— THE PROBLEM —
Identify and reproduce every line holding the string "What".

>> Begin RECORD EXCERPTS

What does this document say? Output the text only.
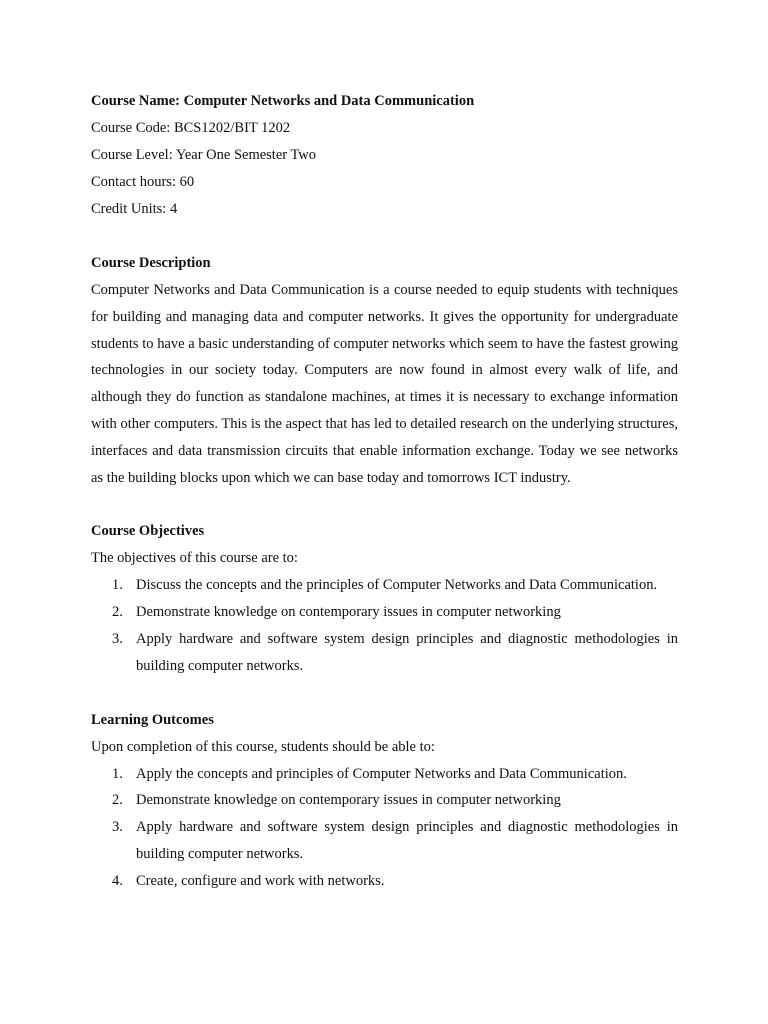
Course Name: Computer Networks and Data Communication
Course Code: BCS1202/BIT 1202
Course Level: Year One Semester Two
Contact hours: 60
Credit Units: 4
Course Description

Computer Networks and Data Communication is a course needed to equip students with techniques for building and managing data and computer networks. It gives the opportunity for undergraduate students to have a basic understanding of computer networks which seem to have the fastest growing technologies in our society today. Computers are now found in almost every walk of life, and although they do function as standalone machines, at times it is necessary to exchange information with other computers. This is the aspect that has led to detailed research on the underlying structures, interfaces and data transmission circuits that enable information exchange. Today we see networks as the building blocks upon which we can base today and tomorrows ICT industry.

Course Objectives
The objectives of this course are to:
1. Discuss the concepts and the principles of Computer Networks and Data Communication.
2. Demonstrate knowledge on contemporary issues in computer networking
3. Apply hardware and software system design principles and diagnostic methodologies in building computer networks.
Learning Outcomes
Upon completion of this course, students should be able to:
1. Apply the concepts and principles of Computer Networks and Data Communication.
2. Demonstrate knowledge on contemporary issues in computer networking
3. Apply hardware and software system design principles and diagnostic methodologies in building computer networks.
4. Create, configure and work with networks.
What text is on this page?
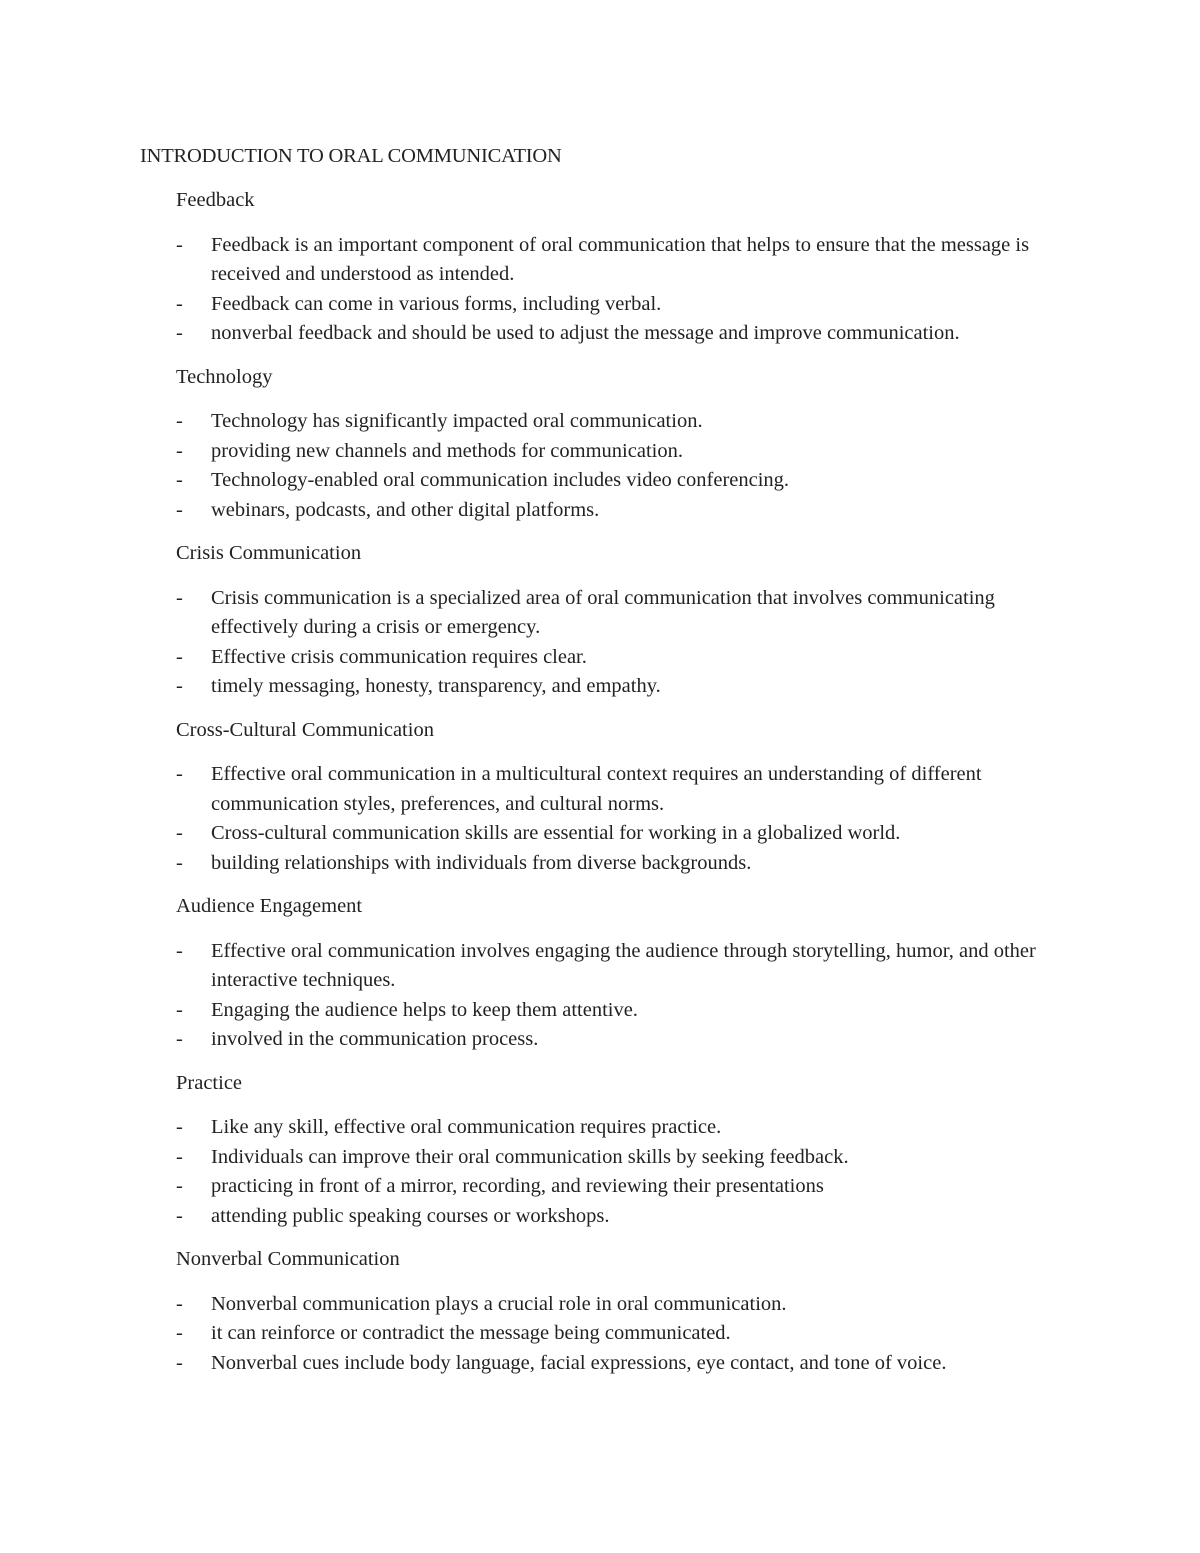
INTRODUCTION TO ORAL COMMUNICATION
Feedback
- Feedback is an important component of oral communication that helps to ensure that the message is received and understood as intended.
- Feedback can come in various forms, including verbal.
- nonverbal feedback and should be used to adjust the message and improve communication.
Technology
- Technology has significantly impacted oral communication.
- providing new channels and methods for communication.
- Technology-enabled oral communication includes video conferencing.
- webinars, podcasts, and other digital platforms.
Crisis Communication
- Crisis communication is a specialized area of oral communication that involves communicating effectively during a crisis or emergency.
- Effective crisis communication requires clear.
- timely messaging, honesty, transparency, and empathy.
Cross-Cultural Communication
- Effective oral communication in a multicultural context requires an understanding of different communication styles, preferences, and cultural norms.
- Cross-cultural communication skills are essential for working in a globalized world.
- building relationships with individuals from diverse backgrounds.
Audience Engagement
- Effective oral communication involves engaging the audience through storytelling, humor, and other interactive techniques.
- Engaging the audience helps to keep them attentive.
- involved in the communication process.
Practice
- Like any skill, effective oral communication requires practice.
- Individuals can improve their oral communication skills by seeking feedback.
- practicing in front of a mirror, recording, and reviewing their presentations
- attending public speaking courses or workshops.
Nonverbal Communication
- Nonverbal communication plays a crucial role in oral communication.
- it can reinforce or contradict the message being communicated.
- Nonverbal cues include body language, facial expressions, eye contact, and tone of voice.
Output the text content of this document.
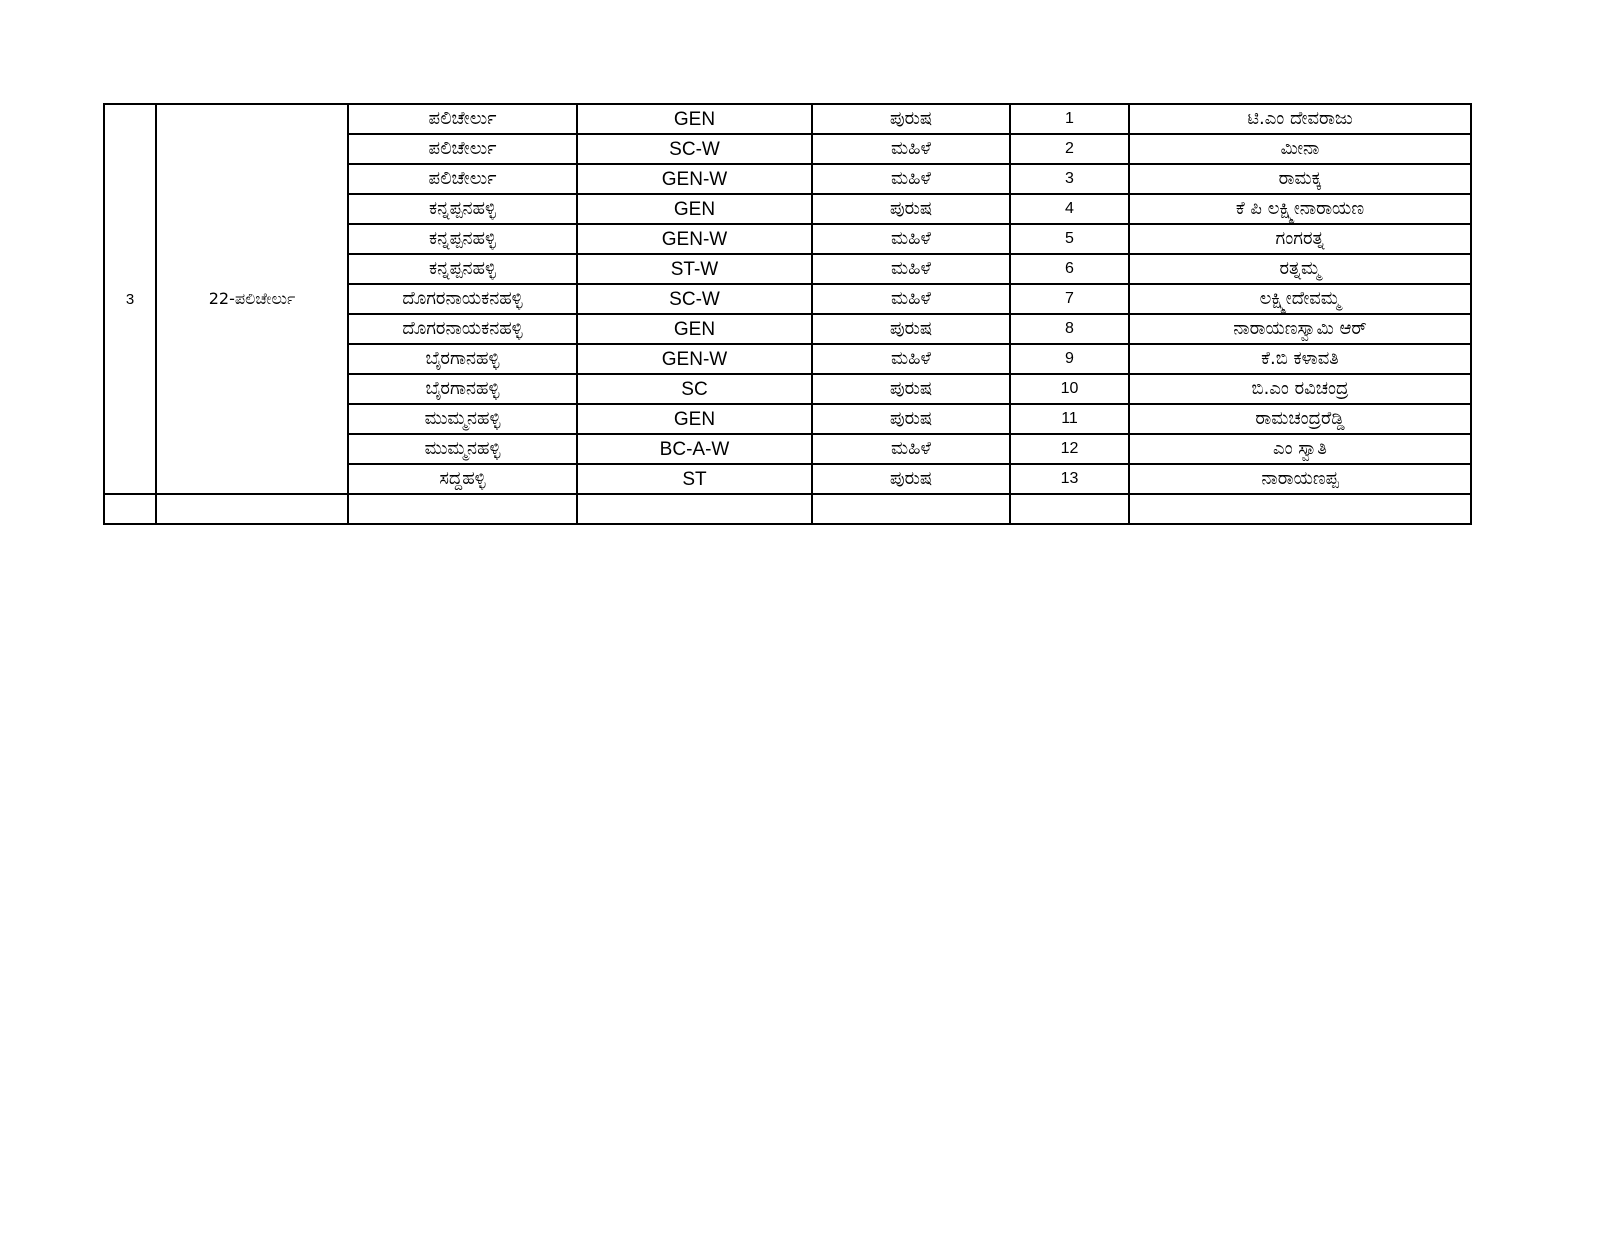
3	22-ಪಲಿಚೇರ್ಲು	ಪಲಿಚೇರ್ಲು	GEN	ಪುರುಷ	1	ಟಿ.ಎಂ ದೇವರಾಜು
		ಪಲಿಚೇರ್ಲು	SC-W	ಮಹಿಳೆ	2	ಮೀನಾ
		ಪಲಿಚೇರ್ಲು	GEN-W	ಮಹಿಳೆ	3	ರಾಮಕ್ಕ
		ಕನ್ನಪ್ಪನಹಳ್ಳಿ	GEN	ಪುರುಷ	4	ಕೆ ಪಿ ಲಕ್ಷ್ಮೀನಾರಾಯಣ
		ಕನ್ನಪ್ಪನಹಳ್ಳಿ	GEN-W	ಮಹಿಳೆ	5	ಗಂಗರತ್ನ
		ಕನ್ನಪ್ಪನಹಳ್ಳಿ	ST-W	ಮಹಿಳೆ	6	ರತ್ನಮ್ಮ
		ದೊಗರನಾಯಕನಹಳ್ಳಿ	SC-W	ಮಹಿಳೆ	7	ಲಕ್ಷ್ಮೀದೇವಮ್ಮ
		ದೊಗರನಾಯಕನಹಳ್ಳಿ	GEN	ಪುರುಷ	8	ನಾರಾಯಣಸ್ವಾಮಿ ಆರ್
		ಬೈರಗಾನಹಳ್ಳಿ	GEN-W	ಮಹಿಳೆ	9	ಕೆ.ಬಿ ಕಳಾವತಿ
		ಬೈರಗಾನಹಳ್ಳಿ	SC	ಪುರುಷ	10	ಬಿ.ಎಂ ರವಿಚಂದ್ರ
		ಮುಮ್ಮನಹಳ್ಳಿ	GEN	ಪುರುಷ	11	ರಾಮಚಂದ್ರರೆಡ್ಡಿ
		ಮುಮ್ಮನಹಳ್ಳಿ	BC-A-W	ಮಹಿಳೆ	12	ಎಂ ಸ್ವಾತಿ
		ಸದ್ದಹಳ್ಳಿ	ST	ಪುರುಷ	13	ನಾರಾಯಣಪ್ಪ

>> End RECORD EXCERPTS

— EXPECTED ANSWER —
What does this document say? Output the text only.
What text is on this page?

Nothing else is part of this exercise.